#### [Consigna 1]
En el texto sobre el nacimiento en Belén, ¿qué títulos se dan al recién nacido en la oración que comienza con "Aquí fue donde"? Enuméralos todos.
#### [Consigna 2]
Continúa el texto sobre el nacimiento en Belén desde el punto en que termina.
[Texto del ejercicio]
P. JEAN CROISSET SJ. VIDA DE LA SANTÍSIMA VIRGEN MARÍA: XIX. La Santísima Virgen pare en Belén al Salvador del mundo.

XIX. La Santísima Virgen pare en Belén al Salvador del mundo.


Informada perfectamente la Santísima Virgen de todo lo que había de suceder, y sabiendo muy bien que pariría en Belén, había prevenido los pañales para envolver al Divino Niño luego que naciese. No nos detenemos ahora a contar todas las maravillas que pasaron en este admirable nacimiento, por haber referido toda la historia muy por menor en la vida de Jesucristo; nos contentamos con decir que habiendo ido María y José a Belén, encontraron que todas las posadas estaban ocupadas por los de la misma descendencia real, que habían acudido de todas partes, y siendo más ricos que ellos, se les había adelantado. No habiendo encontrado dónde alojarse la Santísima Virgen y san José, por razón de la multitud de extranjeros que el edicto del Príncipe había atraído a Belén, se vieron precisados a retirarse a una cueva hecha en una roca, la cual pertenecía a una posada que estaba junto a una de las puertas de la ciudad por la parte de afuera, la tal cueva servía de albergue a las bestias de carga, y era como una especie de establo o caballeriza pública. Aquí fue donde la más santa, la más augusta y la más pura de las vírgenes, sin sentir el más ligero dolor, y sin dejar de ser virgen, dio al mundo al Rey del cielo y de la tierra, al supremo Señor del universo, al Mesías por tanto tiempo esperado y tan ardientemente deseado, y en quien se cumplían perfectamente todas las promesas y profecías. Fue como a medianoche del 25 de diciembre del año 4000 del mundo cuando parió la Santísima Virgen; y desde entonces fue este dichoso día la primera época de la era cristiana.
[/Texto del ejercicio]
[Registros de datos]
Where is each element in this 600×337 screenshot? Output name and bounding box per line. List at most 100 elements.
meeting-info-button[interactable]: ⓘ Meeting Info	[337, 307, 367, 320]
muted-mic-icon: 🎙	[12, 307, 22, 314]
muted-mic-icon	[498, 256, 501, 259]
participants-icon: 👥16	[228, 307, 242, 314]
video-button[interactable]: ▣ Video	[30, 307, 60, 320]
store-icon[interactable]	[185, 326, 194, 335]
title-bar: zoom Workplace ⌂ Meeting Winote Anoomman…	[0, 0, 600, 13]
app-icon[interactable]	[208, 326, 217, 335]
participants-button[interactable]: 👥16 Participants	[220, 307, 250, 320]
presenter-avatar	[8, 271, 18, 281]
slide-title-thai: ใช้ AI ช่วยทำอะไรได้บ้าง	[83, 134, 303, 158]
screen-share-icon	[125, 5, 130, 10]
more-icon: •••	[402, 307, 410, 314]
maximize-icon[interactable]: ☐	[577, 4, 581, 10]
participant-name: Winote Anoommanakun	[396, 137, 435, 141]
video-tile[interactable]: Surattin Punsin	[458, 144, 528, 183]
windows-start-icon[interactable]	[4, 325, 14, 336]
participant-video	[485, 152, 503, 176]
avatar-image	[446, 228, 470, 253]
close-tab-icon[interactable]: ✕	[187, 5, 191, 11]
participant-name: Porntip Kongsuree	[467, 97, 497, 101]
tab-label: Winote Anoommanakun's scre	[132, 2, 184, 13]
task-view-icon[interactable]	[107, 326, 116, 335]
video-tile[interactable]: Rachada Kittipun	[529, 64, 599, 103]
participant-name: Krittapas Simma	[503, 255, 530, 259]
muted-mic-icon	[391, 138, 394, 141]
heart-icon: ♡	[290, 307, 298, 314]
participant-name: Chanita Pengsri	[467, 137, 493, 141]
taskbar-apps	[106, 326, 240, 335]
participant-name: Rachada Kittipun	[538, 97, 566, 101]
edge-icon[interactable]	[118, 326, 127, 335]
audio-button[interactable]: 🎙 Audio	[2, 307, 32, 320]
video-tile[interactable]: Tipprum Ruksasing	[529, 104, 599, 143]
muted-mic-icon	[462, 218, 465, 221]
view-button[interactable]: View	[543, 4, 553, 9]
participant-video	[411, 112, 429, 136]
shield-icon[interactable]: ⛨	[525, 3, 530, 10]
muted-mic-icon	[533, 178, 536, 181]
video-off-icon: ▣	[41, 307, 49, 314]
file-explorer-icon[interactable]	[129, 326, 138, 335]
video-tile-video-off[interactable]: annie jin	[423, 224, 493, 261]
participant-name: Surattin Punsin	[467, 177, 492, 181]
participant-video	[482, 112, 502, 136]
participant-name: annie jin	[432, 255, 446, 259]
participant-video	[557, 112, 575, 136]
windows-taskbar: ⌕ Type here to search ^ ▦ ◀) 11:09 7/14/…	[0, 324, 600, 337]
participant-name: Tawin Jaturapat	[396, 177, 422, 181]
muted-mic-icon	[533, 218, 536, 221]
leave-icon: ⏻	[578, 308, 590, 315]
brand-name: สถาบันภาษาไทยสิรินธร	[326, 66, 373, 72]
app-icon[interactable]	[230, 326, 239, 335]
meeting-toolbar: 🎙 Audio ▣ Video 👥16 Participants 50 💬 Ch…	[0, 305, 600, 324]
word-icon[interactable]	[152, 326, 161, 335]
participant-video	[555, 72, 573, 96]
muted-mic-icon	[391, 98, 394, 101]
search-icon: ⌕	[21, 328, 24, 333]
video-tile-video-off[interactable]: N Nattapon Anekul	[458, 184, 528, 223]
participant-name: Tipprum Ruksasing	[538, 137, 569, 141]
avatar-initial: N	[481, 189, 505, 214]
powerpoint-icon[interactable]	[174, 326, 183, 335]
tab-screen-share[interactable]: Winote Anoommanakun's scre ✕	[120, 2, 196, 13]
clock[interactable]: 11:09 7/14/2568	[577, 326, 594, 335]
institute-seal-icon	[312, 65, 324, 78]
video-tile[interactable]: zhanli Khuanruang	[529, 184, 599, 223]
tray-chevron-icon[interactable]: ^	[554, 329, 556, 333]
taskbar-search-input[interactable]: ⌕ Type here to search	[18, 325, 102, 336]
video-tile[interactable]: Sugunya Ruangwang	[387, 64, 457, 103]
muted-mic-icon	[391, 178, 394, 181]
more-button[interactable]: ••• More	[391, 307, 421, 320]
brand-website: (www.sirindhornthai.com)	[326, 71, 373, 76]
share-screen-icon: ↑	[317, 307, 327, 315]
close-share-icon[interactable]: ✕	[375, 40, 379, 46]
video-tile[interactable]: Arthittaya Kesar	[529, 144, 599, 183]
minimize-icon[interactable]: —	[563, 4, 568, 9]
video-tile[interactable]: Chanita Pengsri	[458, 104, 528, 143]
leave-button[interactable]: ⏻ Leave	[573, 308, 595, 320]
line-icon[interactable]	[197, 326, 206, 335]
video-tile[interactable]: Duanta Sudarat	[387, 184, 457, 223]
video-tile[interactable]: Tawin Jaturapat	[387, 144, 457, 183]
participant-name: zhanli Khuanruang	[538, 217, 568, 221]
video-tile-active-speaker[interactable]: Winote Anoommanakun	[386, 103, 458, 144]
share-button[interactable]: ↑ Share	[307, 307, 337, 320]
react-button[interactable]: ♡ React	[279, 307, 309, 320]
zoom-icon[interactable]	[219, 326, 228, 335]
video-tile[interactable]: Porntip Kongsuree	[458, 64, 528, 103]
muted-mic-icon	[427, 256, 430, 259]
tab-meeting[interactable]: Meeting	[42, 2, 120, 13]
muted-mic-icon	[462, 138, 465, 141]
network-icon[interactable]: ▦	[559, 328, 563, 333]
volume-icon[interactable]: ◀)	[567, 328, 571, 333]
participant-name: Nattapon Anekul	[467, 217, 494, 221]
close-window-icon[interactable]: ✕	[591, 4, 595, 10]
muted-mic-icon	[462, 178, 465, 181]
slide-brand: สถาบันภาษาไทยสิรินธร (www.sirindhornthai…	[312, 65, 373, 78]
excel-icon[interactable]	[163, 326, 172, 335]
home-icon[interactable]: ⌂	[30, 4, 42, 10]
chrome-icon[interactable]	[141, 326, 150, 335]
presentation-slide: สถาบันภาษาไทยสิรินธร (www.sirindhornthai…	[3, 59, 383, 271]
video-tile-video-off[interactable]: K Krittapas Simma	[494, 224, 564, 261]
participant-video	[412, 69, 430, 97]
[/Registros de datos]
#### [Respuesta 1]
- el Rey del cielo y de la tierra
- el supremo Señor del universo
- el Mesías por tanto tiempo esperado y tan ardientemente deseado

#### [Respuesta 2]
No es posible comprender cuáles fueron los sentimientos de gozo, de veneración y de ternura de aquella dichosa madre al tener por la primera vez en sus brazos a aquel Divino Niño, a quien adoraba y reverenciaba como a su Dios, y a quien amaba como a su único Hijo. A la verdad, este gozo se hubiera disminuido en parte por la indignidad del lugar a que su pobreza la había reducido, si ilustrada de una luz sobrenatural, no hubiera descubierto todo el misterio de una Providencia tan extraordinaria. Pero como madre, y la más tierna de las madres, no dejó de sentir todo lo que su estado ocasionaba a su querido Hijo de incomodidad y humillaciones. Es verdad que la llegada de los pastores, y poco después la de los Reyes magos, la consolaron bastante, viendo que mientras que el mundo recibía tan indignamente al supremo Señor del universo, todo el cielo corría a tributarle sus adoraciones y sus homenajes; y que mientras que viniendo Dios a su propia heredad y a su propia casa, no era recibido de los suyos, unos príncipes extranjeros venían a adorarle y a reconocerle como a verdadero Dios, como a Rey de los judíos, y como al Mesías.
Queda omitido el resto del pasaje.